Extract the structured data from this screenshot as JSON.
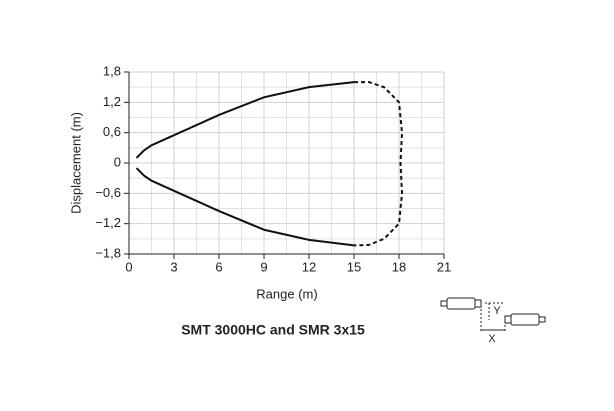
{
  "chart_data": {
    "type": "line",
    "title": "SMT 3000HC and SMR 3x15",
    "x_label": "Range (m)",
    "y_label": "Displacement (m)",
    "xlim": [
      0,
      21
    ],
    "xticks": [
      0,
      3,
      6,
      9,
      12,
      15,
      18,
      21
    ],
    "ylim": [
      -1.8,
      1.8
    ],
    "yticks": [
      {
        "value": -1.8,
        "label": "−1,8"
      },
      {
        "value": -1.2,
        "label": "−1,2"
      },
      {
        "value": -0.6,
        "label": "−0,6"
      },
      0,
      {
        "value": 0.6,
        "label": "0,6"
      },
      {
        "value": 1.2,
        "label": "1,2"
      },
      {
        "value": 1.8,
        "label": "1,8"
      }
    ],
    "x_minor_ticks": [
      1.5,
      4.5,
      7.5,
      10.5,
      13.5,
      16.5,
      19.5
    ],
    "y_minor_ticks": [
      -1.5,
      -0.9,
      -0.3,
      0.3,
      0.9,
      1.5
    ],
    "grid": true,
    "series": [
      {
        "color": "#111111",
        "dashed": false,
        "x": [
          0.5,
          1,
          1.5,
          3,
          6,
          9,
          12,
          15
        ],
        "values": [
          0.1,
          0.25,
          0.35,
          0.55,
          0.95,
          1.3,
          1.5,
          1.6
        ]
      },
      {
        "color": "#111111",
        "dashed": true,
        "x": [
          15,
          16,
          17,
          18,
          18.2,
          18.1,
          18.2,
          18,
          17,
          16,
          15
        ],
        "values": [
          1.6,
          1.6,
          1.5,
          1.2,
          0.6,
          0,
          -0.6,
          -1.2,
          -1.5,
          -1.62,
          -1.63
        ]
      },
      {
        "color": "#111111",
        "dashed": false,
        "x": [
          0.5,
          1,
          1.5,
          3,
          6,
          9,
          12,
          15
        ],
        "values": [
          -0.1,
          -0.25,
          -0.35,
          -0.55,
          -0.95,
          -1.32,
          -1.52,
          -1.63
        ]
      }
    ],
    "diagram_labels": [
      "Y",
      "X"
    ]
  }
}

################

TASK TO CARRY OUT
Above are the records; reproduce them exactly and leave out the pictures.

CORRECT RESPONSE
Extract the structured data from this screenshot as JSON.
{
  "chart_data": {
    "type": "line",
    "title": "SMT 3000HC and SMR 3x15",
    "x_label": "Range (m)",
    "y_label": "Displacement (m)",
    "xlim": [
      0,
      21
    ],
    "xticks": [
      0,
      3,
      6,
      9,
      12,
      15,
      18,
      21
    ],
    "ylim": [
      -1.8,
      1.8
    ],
    "yticks": [
      {
        "value": -1.8,
        "label": "−1,8"
      },
      {
        "value": -1.2,
        "label": "−1,2"
      },
      {
        "value": -0.6,
        "label": "−0,6"
      },
      0,
      {
        "value": 0.6,
        "label": "0,6"
      },
      {
        "value": 1.2,
        "label": "1,2"
      },
      {
        "value": 1.8,
        "label": "1,8"
      }
    ],
    "x_minor_ticks": [
      1.5,
      4.5,
      7.5,
      10.5,
      13.5,
      16.5,
      19.5
    ],
    "y_minor_ticks": [
      -1.5,
      -0.9,
      -0.3,
      0.3,
      0.9,
      1.5
    ],
    "grid": true,
    "series": [
      {
        "color": "#111111",
        "dashed": false,
        "x": [
          0.5,
          1,
          1.5,
          3,
          6,
          9,
          12,
          15
        ],
        "values": [
          0.1,
          0.25,
          0.35,
          0.55,
          0.95,
          1.3,
          1.5,
          1.6
        ]
      },
      {
        "color": "#111111",
        "dashed": true,
        "x": [
          15,
          16,
          17,
          18,
          18.2,
          18.1,
          18.2,
          18,
          17,
          16,
          15
        ],
        "values": [
          1.6,
          1.6,
          1.5,
          1.2,
          0.6,
          0,
          -0.6,
          -1.2,
          -1.5,
          -1.62,
          -1.63
        ]
      },
      {
        "color": "#111111",
        "dashed": false,
        "x": [
          0.5,
          1,
          1.5,
          3,
          6,
          9,
          12,
          15
        ],
        "values": [
          -0.1,
          -0.25,
          -0.35,
          -0.55,
          -0.95,
          -1.32,
          -1.52,
          -1.63
        ]
      }
    ],
    "diagram_labels": [
      "Y",
      "X"
    ]
  }
}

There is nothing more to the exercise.